## What to work on
Gather each line of the entries below that includes "this".
+---+
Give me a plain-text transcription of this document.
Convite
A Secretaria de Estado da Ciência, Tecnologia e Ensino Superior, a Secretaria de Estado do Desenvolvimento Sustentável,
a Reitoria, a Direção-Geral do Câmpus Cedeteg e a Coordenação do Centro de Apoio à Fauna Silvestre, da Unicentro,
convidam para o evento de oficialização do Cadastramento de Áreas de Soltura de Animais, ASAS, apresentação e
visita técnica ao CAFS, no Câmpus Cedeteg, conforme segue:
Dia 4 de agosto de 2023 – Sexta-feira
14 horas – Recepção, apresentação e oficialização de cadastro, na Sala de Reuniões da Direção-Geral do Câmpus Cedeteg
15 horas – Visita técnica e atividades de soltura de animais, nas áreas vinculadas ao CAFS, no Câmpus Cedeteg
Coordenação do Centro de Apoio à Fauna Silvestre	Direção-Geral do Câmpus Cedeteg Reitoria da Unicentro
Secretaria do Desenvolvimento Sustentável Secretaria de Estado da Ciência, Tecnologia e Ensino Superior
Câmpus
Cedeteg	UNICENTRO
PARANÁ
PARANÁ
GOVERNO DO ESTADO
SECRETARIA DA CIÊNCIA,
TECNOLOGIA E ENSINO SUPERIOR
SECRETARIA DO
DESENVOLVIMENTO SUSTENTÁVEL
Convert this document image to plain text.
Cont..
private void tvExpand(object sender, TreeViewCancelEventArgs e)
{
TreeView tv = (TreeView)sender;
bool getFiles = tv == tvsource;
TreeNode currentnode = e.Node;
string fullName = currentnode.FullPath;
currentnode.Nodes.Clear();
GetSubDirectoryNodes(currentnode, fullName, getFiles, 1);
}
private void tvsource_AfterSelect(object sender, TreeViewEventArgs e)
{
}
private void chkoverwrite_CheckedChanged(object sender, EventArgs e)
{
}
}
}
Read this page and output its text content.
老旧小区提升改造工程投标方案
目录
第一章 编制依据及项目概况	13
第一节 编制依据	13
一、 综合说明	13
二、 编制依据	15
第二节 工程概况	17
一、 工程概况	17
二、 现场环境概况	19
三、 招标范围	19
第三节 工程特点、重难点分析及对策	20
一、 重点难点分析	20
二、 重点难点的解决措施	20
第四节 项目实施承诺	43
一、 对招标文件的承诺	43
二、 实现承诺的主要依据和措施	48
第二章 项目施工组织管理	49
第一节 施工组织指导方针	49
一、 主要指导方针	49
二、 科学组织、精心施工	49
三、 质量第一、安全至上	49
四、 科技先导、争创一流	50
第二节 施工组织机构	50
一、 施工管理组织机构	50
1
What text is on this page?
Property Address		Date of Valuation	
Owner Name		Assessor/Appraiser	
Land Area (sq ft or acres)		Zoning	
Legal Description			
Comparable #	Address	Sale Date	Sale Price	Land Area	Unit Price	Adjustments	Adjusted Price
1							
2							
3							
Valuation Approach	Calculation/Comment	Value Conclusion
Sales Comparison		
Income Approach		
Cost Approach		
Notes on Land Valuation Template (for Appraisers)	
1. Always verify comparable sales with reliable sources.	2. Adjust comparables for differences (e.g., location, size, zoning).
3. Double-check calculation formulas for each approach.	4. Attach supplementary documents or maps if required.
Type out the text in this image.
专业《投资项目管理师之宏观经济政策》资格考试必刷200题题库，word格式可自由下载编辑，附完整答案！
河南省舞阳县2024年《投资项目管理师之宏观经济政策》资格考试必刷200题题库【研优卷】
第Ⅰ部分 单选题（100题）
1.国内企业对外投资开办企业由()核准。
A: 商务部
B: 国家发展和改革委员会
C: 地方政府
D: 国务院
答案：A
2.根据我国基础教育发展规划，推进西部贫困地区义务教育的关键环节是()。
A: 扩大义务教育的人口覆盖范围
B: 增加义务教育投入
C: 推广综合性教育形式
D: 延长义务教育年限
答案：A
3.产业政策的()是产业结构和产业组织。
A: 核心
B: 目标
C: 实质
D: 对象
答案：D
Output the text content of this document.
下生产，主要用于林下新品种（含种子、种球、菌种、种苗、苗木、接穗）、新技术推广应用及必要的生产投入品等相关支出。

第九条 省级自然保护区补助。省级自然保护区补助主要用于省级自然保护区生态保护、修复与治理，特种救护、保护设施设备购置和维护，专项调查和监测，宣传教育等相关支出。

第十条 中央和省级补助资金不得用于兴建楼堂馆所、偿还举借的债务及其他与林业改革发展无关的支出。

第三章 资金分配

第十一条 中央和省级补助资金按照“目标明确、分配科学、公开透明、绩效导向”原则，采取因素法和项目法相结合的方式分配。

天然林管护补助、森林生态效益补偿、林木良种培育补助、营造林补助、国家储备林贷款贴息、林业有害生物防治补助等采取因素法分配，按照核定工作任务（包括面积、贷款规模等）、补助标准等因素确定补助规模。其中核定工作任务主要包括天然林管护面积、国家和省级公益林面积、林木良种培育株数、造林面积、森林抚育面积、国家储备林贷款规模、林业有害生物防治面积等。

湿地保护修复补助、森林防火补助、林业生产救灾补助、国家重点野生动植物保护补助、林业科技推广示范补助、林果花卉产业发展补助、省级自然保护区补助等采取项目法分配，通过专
+---+
## Answer
Give me a plain-text transcription of this document.
Convert this document image to plain text.
Read this page and output its text content.
What text is on this page?
Type out the text in this image.
Output the text content of this document.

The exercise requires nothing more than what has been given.